** Document passage **
------

Human rights defenders on Wednesday called on Colombia’s presidential candidates to better address how they intend to deal with the growing influx of migrants from Venezuela.
The director of the Konrad Adenauer Foundation, Hubert Gehring, exclaimed that what was happening in Venezuela was “transcendental” to the future of Colombia and that he was “surprised” that the topic of Venezuela had not been addressed sufficiently in the agenda of presidential candidates.
Colombia 2018 election proposals: On Venezuela
Colombia shares a massive 1,380 mile border with Venezuela where tens of thousands cross each day in search of better life outside of the socialist-run country.
Colombia’s President Juan Manuel Santos told Bloomberg TV on Monday that “Venezuela is on the verge of imploding.”
“We have more than one million Venezuelan’s coming to Colombia,” Santos said on Bloomberg TV. “This puts tremendous pressure on our institutions.”
Santos told Bloomberg that the crisis is putting a strain on Colombia’s health and education system and to its employment market, issues that Colombia’s presidential candidates must address as hundreds of thousands more are expected to enter the country.
The University of Rosario held a forum between some of Colombia’s presidential candidates and representatives from various human rights organizations on how Colombia should deal with the worsening Venezuelan migrant crisis.

------

** Extracted entries **
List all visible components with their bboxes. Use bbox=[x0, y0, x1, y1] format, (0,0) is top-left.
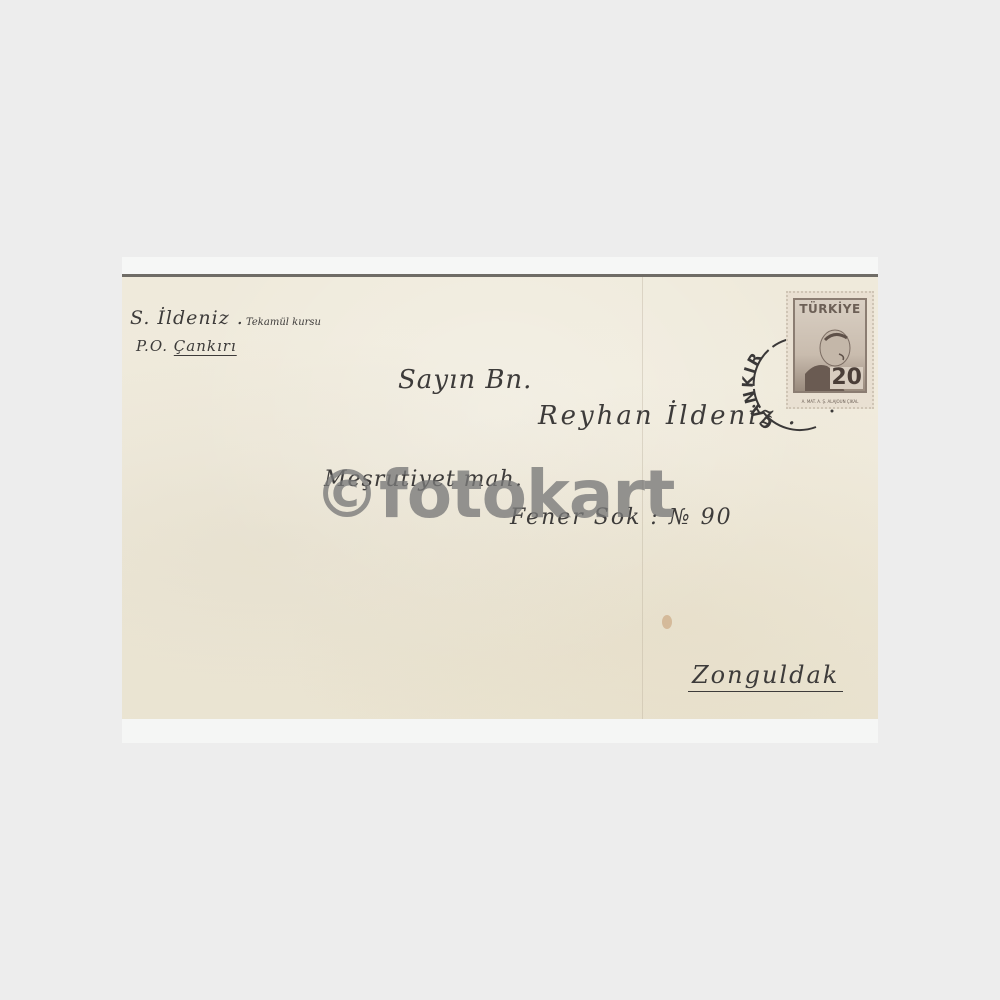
sender-city: P.O. Çankırı bbox=[136, 337, 237, 355]
recipient-city: Zonguldak bbox=[688, 661, 843, 692]
recipient-street-1: Meşrutiyet mah. bbox=[324, 467, 523, 492]
sender-note: Tekamül kursu bbox=[246, 317, 321, 328]
sender-name: S. İldeniz . bbox=[130, 307, 244, 329]
paper-stain bbox=[662, 615, 672, 629]
sender-city-name: Çankırı bbox=[174, 337, 237, 355]
recipient-salutation: Sayın Bn. bbox=[398, 365, 532, 395]
letter-sheet-bottom-edge bbox=[122, 719, 878, 743]
postage-stamp: TÜRKİYE 20 A. MAT. A. Ş. ALAJOUN ÇIKAL bbox=[786, 291, 874, 409]
recipient-street-2: Fener Sok : № 90 bbox=[510, 505, 733, 530]
stamp-country: TÜRKİYE bbox=[795, 302, 865, 316]
stamp-value: 20 bbox=[830, 367, 863, 389]
fold-line bbox=[642, 277, 643, 720]
envelope: S. İldeniz . Tekamül kursu P.O. Çankırı … bbox=[122, 274, 878, 720]
svg-text:ÇANKIR: ÇANKIR bbox=[739, 348, 777, 433]
postmark-text: ÇANKIR bbox=[739, 348, 777, 433]
sender-city-prefix: P.O. bbox=[136, 337, 168, 355]
stamp-printer: A. MAT. A. Ş. ALAJOUN ÇIKAL bbox=[788, 399, 872, 404]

------

** Instructions for the task **
Please list every part of Colombian life that Santos says the crisis is straining, as given in the article's sentence beginning "Santos told Bloomberg that the crisis." The records are separate material and are not part of the article on Venezuelan migration to Colombia.

** Answer for the task **
- Health system
- Education system
- Employment market